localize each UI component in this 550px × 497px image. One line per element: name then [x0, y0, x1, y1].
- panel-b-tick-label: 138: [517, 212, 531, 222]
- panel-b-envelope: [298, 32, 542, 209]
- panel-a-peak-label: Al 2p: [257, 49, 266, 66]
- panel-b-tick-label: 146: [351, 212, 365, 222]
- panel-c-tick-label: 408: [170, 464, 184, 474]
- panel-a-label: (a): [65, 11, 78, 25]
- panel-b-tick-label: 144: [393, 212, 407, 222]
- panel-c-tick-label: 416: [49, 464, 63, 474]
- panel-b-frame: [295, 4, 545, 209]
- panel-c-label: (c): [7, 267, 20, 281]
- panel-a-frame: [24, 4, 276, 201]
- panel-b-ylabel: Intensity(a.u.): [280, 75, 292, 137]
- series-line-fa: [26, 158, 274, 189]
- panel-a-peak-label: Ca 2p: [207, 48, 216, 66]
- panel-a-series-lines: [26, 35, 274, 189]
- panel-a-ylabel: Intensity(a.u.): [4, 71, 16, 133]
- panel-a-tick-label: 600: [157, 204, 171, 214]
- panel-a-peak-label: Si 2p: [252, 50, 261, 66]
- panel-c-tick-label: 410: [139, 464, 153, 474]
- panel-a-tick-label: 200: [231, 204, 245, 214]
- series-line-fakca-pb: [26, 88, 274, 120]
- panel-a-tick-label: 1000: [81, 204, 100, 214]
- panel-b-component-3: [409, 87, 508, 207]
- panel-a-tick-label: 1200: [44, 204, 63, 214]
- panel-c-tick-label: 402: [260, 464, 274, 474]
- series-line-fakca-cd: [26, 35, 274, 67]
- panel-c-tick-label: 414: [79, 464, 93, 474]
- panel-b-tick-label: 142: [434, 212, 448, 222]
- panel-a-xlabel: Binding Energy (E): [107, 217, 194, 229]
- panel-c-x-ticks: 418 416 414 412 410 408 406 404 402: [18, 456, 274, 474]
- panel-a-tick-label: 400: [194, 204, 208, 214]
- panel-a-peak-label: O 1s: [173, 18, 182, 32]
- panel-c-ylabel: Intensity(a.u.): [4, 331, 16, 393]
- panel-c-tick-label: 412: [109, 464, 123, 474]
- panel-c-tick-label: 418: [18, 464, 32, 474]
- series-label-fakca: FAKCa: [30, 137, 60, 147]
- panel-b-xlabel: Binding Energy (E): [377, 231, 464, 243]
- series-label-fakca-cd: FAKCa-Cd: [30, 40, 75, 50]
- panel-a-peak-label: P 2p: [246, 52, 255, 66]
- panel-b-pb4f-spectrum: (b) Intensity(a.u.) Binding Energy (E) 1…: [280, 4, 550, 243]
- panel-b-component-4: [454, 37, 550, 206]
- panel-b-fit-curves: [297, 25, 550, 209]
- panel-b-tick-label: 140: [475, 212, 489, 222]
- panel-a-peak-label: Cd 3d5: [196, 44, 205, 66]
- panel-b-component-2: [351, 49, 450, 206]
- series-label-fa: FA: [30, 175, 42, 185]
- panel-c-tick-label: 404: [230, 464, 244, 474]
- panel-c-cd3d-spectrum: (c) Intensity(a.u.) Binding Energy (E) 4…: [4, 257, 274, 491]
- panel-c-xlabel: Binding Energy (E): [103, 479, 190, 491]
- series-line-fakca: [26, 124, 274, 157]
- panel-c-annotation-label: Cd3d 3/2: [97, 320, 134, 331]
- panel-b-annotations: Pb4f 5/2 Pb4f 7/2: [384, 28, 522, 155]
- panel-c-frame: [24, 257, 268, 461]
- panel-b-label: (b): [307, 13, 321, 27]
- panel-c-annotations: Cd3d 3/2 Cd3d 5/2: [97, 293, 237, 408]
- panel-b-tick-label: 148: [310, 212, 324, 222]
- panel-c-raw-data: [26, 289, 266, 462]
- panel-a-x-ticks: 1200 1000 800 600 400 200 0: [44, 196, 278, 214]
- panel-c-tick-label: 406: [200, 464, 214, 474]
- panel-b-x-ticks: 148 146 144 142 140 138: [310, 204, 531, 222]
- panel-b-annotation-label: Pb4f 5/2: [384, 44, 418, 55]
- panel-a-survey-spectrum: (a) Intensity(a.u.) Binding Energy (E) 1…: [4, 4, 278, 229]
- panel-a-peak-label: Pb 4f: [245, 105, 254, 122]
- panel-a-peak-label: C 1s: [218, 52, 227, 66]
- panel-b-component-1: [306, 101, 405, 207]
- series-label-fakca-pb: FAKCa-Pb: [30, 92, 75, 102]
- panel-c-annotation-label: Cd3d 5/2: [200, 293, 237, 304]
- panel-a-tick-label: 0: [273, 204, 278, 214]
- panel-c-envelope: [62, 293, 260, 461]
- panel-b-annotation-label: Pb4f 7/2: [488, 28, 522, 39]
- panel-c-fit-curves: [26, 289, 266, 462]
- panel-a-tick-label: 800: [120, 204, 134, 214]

▶ _Consegna scritta_
Raccogli ogni riga dell'elenco riportato sopra in cui compare la stringa `ticks`.

▶ _Risultato della consegna_
- panel-c-x-ticks: 418 416 414 412 410 408 406 404 402: [18, 456, 274, 474]
- panel-a-x-ticks: 1200 1000 800 600 400 200 0: [44, 196, 278, 214]
- panel-b-x-ticks: 148 146 144 142 140 138: [310, 204, 531, 222]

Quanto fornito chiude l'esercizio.